### JOB:
Every entry that follows should be repeated exactly; drop the images.

### RECORDS TO USE:
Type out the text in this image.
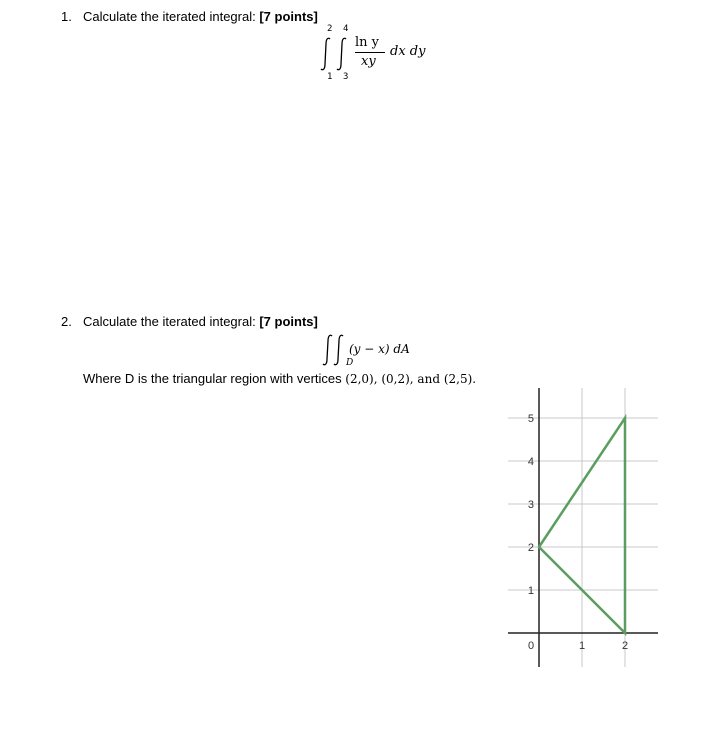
1. Calculate the iterated integral: [7 points]
2 4
1 3
ln y
xy
dx dy
2. Calculate the iterated integral: [7 points]
D
(y − x) dA
Where D is the triangular region with vertices (2,0), (0,2), and (2,5).
0	1	2
1
2
3
4
5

### TASK RESPONSE:
Type out the text in this image.
1. Calculate the iterated integral: [7 points]
2 4
1 3
ln y
xy
dx dy
2. Calculate the iterated integral: [7 points]
D
(y − x) dA
Where D is the triangular region with vertices (2,0), (0,2), and (2,5).
0	1	2
1
2
3
4
5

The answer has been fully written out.